_WHAT NEEDS TO BE DONE_
Please write out the complete listing that follows, exactly as it reads.

_DATASET RECORDS_
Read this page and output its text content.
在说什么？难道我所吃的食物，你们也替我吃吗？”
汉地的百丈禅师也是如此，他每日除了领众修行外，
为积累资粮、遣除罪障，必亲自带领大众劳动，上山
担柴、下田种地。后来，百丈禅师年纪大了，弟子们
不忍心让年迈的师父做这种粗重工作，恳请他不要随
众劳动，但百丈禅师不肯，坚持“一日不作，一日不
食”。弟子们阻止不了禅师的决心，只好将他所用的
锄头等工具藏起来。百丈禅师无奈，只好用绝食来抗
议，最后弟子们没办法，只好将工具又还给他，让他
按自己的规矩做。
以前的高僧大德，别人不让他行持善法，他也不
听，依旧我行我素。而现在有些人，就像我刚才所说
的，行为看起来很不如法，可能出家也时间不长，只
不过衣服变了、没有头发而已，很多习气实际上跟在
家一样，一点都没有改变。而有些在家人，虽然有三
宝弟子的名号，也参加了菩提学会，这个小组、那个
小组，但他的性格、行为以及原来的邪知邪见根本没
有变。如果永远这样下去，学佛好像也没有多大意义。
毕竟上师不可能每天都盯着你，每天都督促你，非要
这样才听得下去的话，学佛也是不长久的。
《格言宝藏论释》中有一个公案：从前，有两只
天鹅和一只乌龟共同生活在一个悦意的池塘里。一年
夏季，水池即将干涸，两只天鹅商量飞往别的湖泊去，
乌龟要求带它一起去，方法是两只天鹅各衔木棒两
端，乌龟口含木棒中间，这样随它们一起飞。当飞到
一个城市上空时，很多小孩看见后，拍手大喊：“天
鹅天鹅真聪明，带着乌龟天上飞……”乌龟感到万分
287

_COMPLETE RESPONSE_
Read this page and output its text content.
在说什么？难道我所吃的食物，你们也替我吃吗？”
汉地的百丈禅师也是如此，他每日除了领众修行外，
为积累资粮、遣除罪障，必亲自带领大众劳动，上山
担柴、下田种地。后来，百丈禅师年纪大了，弟子们
不忍心让年迈的师父做这种粗重工作，恳请他不要随
众劳动，但百丈禅师不肯，坚持“一日不作，一日不
食”。弟子们阻止不了禅师的决心，只好将他所用的
锄头等工具藏起来。百丈禅师无奈，只好用绝食来抗
议，最后弟子们没办法，只好将工具又还给他，让他
按自己的规矩做。
以前的高僧大德，别人不让他行持善法，他也不
听，依旧我行我素。而现在有些人，就像我刚才所说
的，行为看起来很不如法，可能出家也时间不长，只
不过衣服变了、没有头发而已，很多习气实际上跟在
家一样，一点都没有改变。而有些在家人，虽然有三
宝弟子的名号，也参加了菩提学会，这个小组、那个
小组，但他的性格、行为以及原来的邪知邪见根本没
有变。如果永远这样下去，学佛好像也没有多大意义。
毕竟上师不可能每天都盯着你，每天都督促你，非要
这样才听得下去的话，学佛也是不长久的。
《格言宝藏论释》中有一个公案：从前，有两只
天鹅和一只乌龟共同生活在一个悦意的池塘里。一年
夏季，水池即将干涸，两只天鹅商量飞往别的湖泊去，
乌龟要求带它一起去，方法是两只天鹅各衔木棒两
端，乌龟口含木棒中间，这样随它们一起飞。当飞到
一个城市上空时，很多小孩看见后，拍手大喊：“天
鹅天鹅真聪明，带着乌龟天上飞……”乌龟感到万分
287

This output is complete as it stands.